[GIVEN EXERCISE]: For each line below that contains the string "under", copy that line.

[SUPPLIED DATA]:
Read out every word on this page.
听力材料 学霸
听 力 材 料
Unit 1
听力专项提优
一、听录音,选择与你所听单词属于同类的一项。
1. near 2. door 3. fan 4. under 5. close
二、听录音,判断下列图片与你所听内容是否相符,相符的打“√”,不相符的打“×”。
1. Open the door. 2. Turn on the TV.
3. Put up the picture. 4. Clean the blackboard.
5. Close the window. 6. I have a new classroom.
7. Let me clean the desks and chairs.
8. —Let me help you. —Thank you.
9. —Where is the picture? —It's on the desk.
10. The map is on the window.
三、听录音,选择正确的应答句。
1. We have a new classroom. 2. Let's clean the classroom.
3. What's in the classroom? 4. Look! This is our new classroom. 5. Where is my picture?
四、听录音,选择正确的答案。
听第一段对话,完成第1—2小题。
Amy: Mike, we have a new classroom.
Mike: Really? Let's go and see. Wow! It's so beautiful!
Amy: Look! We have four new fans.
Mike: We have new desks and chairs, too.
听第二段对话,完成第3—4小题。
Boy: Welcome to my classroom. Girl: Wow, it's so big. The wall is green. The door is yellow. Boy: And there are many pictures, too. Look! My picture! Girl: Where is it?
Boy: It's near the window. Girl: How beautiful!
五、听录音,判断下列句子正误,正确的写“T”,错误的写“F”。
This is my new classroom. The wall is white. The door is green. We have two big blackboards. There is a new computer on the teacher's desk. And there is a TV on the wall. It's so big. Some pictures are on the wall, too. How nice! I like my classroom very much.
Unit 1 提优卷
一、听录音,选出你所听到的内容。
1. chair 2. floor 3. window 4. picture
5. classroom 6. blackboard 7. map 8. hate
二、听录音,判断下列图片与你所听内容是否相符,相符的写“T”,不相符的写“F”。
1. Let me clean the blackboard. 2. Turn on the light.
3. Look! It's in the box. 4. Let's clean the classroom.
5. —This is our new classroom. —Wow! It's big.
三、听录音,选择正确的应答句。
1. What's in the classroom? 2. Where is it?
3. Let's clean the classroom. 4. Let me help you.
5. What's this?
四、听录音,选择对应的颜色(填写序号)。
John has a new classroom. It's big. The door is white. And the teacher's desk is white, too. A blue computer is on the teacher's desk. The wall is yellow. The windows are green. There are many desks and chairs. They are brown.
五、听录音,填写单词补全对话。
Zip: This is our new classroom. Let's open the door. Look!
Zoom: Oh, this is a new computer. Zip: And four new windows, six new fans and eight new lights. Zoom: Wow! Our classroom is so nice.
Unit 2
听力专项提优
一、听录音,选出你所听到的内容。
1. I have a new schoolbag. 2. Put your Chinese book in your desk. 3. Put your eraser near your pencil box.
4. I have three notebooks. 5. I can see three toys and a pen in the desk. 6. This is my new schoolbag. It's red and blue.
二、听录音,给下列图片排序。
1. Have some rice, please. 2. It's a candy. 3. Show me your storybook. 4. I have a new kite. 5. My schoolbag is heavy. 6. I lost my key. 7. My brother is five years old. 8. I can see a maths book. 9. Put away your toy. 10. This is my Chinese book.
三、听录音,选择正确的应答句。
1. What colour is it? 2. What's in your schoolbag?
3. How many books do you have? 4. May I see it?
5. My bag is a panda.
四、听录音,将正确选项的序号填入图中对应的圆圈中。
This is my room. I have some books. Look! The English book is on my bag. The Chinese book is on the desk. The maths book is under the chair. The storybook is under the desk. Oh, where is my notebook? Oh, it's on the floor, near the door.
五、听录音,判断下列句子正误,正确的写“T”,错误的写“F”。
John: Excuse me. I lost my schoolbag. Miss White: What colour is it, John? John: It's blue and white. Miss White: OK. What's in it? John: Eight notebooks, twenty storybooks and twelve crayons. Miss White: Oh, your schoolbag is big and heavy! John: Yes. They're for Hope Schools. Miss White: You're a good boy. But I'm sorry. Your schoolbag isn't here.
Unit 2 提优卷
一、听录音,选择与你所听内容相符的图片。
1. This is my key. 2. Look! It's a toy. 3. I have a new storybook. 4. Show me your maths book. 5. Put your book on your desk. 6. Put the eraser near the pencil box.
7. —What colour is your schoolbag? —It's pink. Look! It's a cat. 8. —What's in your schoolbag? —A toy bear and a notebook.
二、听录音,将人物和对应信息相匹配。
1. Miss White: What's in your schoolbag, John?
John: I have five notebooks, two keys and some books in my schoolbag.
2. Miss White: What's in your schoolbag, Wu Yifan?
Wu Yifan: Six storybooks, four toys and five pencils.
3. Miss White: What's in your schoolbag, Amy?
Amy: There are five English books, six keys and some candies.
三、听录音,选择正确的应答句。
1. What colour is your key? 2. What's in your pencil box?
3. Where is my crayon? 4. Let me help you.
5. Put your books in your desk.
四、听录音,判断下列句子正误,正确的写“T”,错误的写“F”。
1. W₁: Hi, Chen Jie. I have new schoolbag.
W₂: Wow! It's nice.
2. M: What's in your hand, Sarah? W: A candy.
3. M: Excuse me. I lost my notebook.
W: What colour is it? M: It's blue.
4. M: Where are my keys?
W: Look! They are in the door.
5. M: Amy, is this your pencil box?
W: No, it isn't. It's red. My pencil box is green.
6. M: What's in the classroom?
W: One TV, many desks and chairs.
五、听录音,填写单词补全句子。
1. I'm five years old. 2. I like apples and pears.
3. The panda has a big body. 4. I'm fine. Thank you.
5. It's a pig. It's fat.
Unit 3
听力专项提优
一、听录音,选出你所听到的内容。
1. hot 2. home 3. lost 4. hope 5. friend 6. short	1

[EXERCISE RESULT]:
1. near 2. door 3. fan 4. under 5. close
This is my room. I have some books. Look! The English book is on my bag. The Chinese book is on the desk. The maths book is under the chair. The storybook is under the desk. Oh, where is my notebook? Oh, it's on the floor, near the door.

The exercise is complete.